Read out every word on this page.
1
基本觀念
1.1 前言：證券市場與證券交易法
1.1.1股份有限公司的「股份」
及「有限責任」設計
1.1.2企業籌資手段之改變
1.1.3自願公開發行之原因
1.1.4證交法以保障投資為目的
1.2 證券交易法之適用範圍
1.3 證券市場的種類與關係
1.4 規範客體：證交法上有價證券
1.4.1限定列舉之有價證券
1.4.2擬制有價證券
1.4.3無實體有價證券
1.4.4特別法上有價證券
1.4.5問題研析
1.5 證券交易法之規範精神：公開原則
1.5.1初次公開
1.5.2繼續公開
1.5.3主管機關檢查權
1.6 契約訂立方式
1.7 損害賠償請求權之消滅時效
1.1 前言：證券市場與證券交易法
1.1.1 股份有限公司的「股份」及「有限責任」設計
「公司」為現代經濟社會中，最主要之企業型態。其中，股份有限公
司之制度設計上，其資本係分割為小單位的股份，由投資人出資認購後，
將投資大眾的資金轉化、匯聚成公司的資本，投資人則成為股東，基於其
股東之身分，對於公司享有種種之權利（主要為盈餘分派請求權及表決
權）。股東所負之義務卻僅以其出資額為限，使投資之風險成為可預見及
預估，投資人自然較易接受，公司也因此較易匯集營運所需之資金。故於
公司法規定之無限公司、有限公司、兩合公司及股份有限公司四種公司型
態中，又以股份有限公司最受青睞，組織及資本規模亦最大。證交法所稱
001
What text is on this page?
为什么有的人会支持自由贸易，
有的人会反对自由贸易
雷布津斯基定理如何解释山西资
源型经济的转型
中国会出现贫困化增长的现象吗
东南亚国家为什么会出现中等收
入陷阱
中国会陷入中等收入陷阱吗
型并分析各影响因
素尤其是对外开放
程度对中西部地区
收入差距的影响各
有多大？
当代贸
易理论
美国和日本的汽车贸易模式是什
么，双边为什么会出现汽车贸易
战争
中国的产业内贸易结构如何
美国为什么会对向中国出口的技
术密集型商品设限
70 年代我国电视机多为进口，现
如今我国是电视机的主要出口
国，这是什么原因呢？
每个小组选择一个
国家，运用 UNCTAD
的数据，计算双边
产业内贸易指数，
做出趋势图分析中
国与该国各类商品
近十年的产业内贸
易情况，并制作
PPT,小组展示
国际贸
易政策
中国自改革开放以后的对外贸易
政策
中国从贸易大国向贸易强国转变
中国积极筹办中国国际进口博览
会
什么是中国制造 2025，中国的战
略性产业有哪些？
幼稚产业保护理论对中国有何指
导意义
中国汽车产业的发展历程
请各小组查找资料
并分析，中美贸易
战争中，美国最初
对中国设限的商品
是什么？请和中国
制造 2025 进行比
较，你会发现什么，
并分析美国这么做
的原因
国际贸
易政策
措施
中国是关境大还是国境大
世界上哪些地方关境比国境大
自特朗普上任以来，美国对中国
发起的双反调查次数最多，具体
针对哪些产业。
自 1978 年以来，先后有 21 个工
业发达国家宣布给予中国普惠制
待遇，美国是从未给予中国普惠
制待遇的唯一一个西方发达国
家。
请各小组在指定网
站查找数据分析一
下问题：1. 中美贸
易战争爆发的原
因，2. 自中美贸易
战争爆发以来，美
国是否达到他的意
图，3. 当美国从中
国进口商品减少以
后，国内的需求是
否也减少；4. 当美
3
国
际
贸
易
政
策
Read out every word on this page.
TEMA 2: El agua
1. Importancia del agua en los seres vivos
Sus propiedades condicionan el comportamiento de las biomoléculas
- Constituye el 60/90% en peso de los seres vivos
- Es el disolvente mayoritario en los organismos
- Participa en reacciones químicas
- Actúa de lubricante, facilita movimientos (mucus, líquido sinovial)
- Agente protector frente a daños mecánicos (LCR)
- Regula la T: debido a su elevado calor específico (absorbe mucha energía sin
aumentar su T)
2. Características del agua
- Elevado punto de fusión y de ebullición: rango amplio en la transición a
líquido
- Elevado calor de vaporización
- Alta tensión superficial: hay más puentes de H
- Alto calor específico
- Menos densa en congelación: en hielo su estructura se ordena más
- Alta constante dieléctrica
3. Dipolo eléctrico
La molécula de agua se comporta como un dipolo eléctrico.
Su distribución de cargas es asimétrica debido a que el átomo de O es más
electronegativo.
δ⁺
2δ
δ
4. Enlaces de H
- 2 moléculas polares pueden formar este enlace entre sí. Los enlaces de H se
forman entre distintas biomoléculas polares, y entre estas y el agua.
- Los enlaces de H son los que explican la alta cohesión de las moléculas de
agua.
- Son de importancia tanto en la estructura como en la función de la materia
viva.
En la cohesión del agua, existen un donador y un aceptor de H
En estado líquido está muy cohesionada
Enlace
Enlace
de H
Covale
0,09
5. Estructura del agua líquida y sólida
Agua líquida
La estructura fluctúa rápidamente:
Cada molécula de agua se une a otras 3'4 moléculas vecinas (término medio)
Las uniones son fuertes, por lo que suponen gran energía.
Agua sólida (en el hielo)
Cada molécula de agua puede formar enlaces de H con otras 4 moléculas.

Objective: Pick out all the lines with the word "como" in them and copy them.

Task response:
La molécula de agua se comporta como un dipolo eléctrico.
- Son de importancia tanto en la estructura como en la función de la materia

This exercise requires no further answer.